[[ MATERIAL SUPPLIED open ]]

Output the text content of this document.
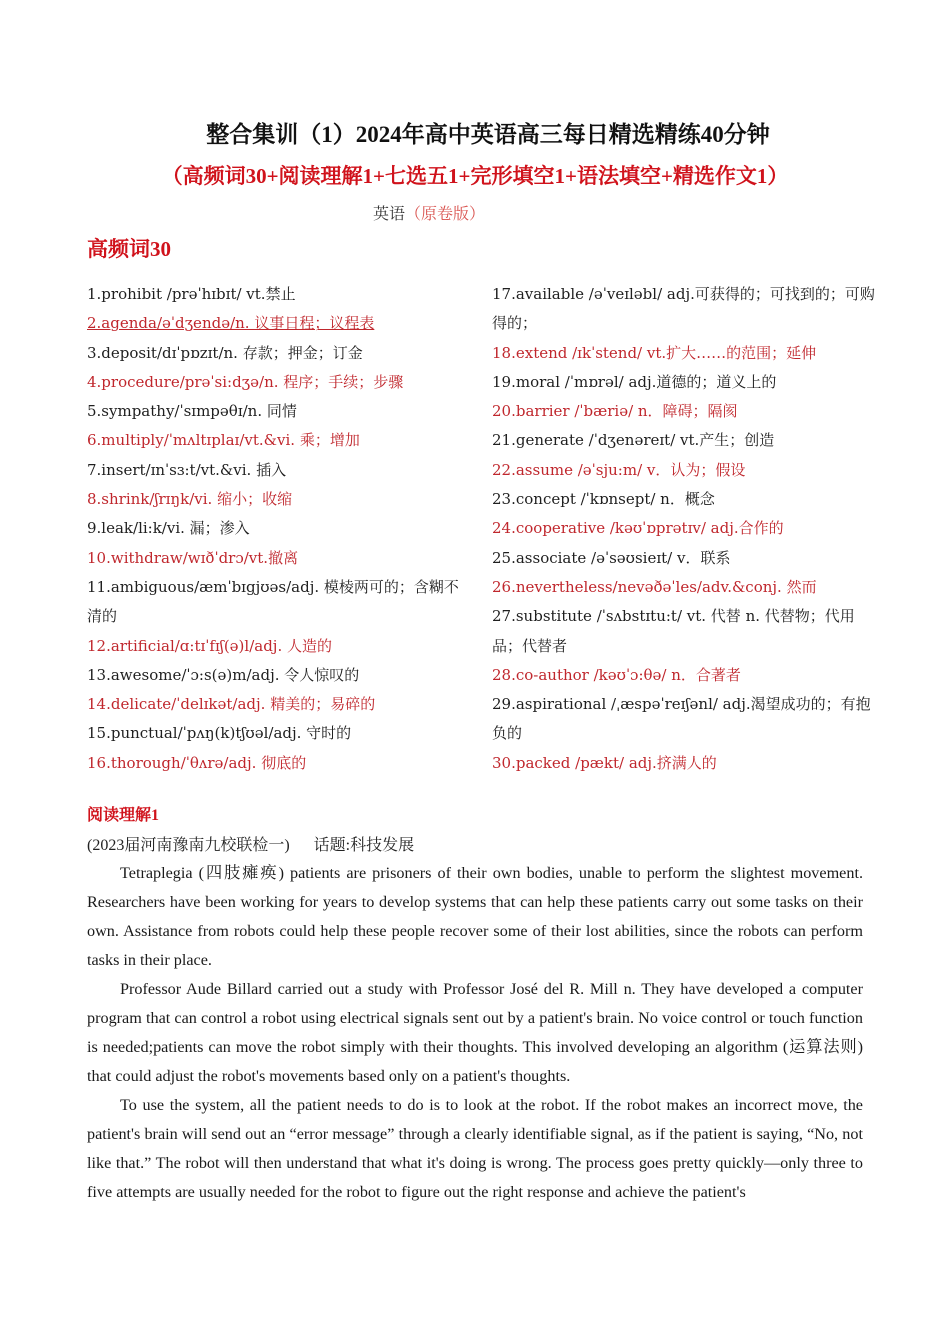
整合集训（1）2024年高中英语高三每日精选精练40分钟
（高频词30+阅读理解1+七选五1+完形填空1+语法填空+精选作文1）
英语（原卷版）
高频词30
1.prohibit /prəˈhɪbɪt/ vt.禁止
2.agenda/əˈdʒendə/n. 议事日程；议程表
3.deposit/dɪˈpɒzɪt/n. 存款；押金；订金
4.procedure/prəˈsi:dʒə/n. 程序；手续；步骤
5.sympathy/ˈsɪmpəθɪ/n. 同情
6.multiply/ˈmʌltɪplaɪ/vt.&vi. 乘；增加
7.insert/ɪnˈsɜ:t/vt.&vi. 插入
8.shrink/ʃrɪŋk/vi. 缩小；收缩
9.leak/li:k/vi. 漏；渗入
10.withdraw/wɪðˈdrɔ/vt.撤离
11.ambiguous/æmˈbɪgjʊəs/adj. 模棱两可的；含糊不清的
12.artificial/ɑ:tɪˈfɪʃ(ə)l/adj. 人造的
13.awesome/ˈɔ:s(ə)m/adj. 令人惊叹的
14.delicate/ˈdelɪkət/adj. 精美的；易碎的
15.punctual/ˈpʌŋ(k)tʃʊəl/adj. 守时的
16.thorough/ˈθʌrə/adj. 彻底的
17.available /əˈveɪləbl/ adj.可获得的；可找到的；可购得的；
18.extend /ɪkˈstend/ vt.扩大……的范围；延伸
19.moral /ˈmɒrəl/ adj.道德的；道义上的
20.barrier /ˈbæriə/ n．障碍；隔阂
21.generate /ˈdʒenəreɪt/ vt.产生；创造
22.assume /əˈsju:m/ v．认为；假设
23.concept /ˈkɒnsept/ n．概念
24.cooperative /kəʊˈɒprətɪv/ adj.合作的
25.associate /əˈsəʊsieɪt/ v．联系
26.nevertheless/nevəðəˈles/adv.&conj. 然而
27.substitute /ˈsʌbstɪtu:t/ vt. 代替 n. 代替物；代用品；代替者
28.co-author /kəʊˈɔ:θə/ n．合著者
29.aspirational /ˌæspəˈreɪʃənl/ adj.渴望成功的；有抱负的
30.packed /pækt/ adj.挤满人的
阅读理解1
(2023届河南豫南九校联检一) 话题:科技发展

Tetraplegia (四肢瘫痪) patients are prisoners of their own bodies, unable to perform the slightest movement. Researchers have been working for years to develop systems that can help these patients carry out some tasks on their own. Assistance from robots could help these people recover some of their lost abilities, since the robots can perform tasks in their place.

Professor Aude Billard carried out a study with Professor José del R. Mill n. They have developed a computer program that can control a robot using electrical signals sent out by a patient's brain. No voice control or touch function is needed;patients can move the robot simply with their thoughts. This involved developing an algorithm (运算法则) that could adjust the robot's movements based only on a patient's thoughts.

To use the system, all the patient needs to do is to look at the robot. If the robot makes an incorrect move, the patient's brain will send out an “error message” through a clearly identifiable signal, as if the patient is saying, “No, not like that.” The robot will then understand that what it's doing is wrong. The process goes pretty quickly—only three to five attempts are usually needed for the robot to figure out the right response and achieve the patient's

[[ MATERIAL SUPPLIED closed ]]
[[ MATERIAL SUPPLIED open ]]

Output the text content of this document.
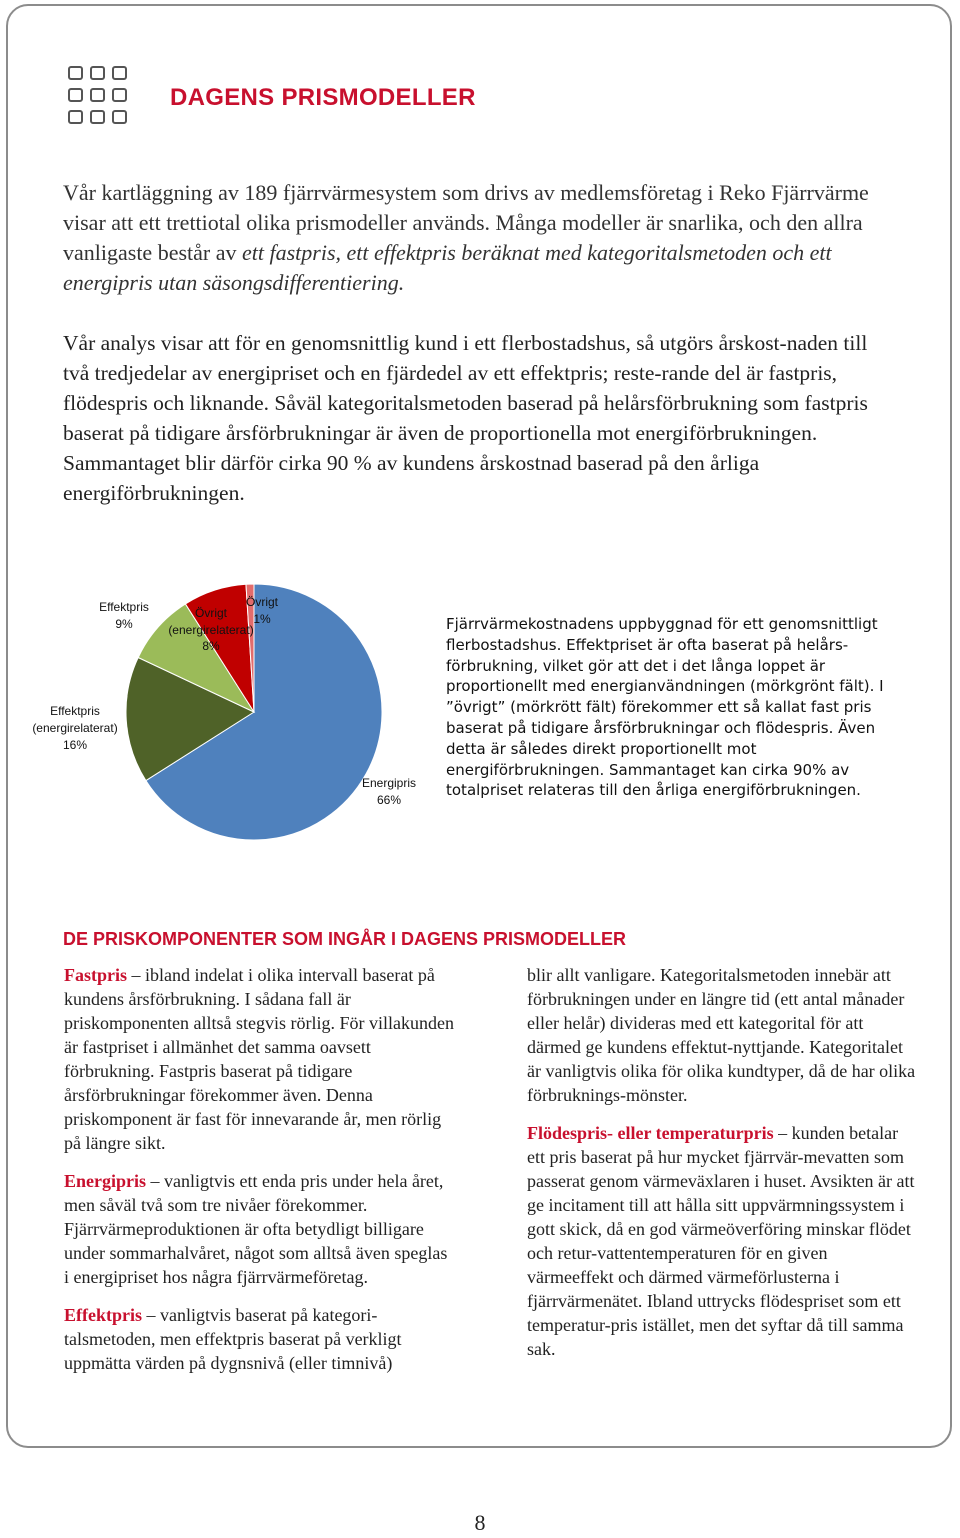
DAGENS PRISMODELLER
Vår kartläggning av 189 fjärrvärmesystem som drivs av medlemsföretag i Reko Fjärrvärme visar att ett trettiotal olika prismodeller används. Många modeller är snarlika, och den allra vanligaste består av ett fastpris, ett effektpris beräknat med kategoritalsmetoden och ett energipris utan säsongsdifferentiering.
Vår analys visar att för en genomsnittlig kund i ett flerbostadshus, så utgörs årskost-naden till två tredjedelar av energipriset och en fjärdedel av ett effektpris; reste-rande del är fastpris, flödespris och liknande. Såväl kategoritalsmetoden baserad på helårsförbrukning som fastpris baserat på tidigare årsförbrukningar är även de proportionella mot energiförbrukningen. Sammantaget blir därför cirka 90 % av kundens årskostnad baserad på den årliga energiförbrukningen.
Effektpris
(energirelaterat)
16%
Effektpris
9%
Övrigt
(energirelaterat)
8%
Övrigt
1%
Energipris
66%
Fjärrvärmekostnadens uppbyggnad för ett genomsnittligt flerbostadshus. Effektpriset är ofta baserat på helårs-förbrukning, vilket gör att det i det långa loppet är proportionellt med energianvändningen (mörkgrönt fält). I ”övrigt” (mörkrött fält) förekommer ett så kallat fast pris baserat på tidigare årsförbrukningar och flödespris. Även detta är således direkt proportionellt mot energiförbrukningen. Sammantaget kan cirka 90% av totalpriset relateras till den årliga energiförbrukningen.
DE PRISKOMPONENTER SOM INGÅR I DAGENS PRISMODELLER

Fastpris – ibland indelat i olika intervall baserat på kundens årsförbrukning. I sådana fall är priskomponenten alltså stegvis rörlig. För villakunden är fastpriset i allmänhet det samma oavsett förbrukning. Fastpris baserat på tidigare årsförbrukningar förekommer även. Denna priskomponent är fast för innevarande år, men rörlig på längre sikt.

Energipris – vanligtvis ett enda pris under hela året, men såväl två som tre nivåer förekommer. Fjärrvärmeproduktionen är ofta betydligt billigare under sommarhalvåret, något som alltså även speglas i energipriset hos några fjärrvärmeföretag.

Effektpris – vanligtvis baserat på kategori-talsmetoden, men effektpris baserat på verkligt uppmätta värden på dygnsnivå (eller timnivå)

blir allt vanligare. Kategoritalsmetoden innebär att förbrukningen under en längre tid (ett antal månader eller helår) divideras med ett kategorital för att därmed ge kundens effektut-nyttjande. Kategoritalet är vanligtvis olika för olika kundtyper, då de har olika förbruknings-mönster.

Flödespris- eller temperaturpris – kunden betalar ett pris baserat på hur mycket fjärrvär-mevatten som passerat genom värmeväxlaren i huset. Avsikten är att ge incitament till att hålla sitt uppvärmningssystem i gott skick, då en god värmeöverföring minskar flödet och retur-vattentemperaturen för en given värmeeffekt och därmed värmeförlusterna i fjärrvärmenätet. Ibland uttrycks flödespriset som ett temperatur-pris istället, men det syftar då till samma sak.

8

[[ MATERIAL SUPPLIED closed ]]
[[ MATERIAL SUPPLIED open ]]

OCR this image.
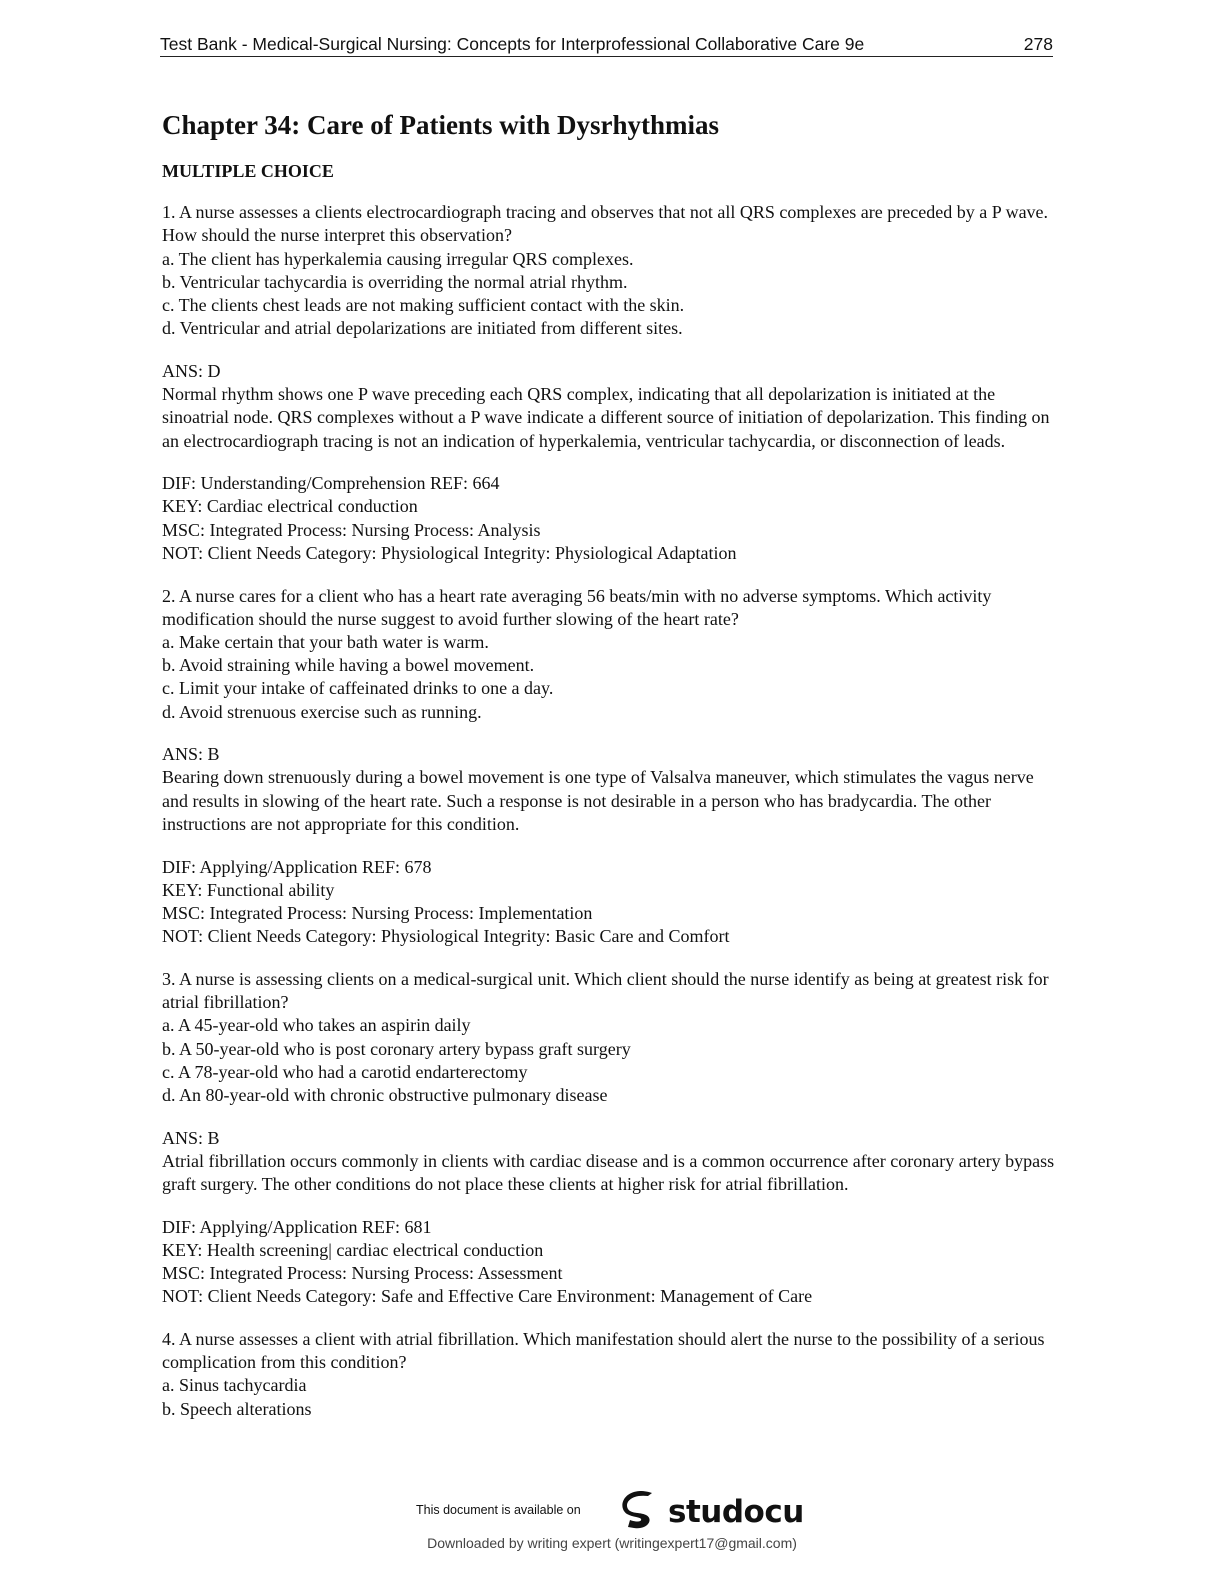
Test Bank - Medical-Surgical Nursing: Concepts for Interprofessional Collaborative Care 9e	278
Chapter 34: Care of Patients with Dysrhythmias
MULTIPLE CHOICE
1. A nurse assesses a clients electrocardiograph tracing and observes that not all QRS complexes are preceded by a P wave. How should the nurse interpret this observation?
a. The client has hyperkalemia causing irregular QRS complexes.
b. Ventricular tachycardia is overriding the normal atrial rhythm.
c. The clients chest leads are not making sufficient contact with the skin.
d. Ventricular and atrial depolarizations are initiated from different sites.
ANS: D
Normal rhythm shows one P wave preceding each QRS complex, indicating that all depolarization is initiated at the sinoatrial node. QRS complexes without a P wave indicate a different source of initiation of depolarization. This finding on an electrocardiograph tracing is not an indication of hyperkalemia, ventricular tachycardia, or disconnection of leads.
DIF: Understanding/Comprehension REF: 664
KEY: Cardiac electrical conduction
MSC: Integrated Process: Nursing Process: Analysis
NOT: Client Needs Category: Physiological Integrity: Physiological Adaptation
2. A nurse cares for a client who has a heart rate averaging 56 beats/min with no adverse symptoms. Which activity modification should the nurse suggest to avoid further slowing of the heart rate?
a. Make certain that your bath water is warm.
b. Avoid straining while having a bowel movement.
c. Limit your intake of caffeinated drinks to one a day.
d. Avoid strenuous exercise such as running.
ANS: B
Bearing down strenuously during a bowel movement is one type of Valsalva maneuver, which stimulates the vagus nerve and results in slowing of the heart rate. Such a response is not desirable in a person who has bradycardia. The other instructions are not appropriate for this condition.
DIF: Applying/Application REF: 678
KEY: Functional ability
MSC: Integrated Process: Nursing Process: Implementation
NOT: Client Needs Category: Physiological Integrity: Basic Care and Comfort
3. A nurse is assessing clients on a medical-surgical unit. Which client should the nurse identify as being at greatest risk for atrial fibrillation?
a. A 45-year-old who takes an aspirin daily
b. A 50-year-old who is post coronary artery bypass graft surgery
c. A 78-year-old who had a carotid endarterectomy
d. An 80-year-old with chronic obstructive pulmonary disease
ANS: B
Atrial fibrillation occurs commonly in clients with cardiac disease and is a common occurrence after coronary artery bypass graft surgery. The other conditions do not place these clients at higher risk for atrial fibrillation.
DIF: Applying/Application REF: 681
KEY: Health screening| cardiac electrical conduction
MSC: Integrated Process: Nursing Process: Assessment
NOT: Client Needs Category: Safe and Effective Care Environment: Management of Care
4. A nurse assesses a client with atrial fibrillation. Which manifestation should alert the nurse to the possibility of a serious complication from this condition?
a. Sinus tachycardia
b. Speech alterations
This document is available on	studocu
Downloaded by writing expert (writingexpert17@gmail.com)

[[ MATERIAL SUPPLIED closed ]]

**TASK OBJECTIVE**
Show every line of the data in which the word "initiated" appears.

**RESULT OF THE EXERCISE**
d. Ventricular and atrial depolarizations are initiated from different sites.
Normal rhythm shows one P wave preceding each QRS complex, indicating that all depolarization is initiated at the sinoatrial node. QRS complexes without a P wave indicate a different source of initiation of depolarization. This finding on an electrocardiograph tracing is not an indication of hyperkalemia, ventricular tachycardia, or disconnection of leads.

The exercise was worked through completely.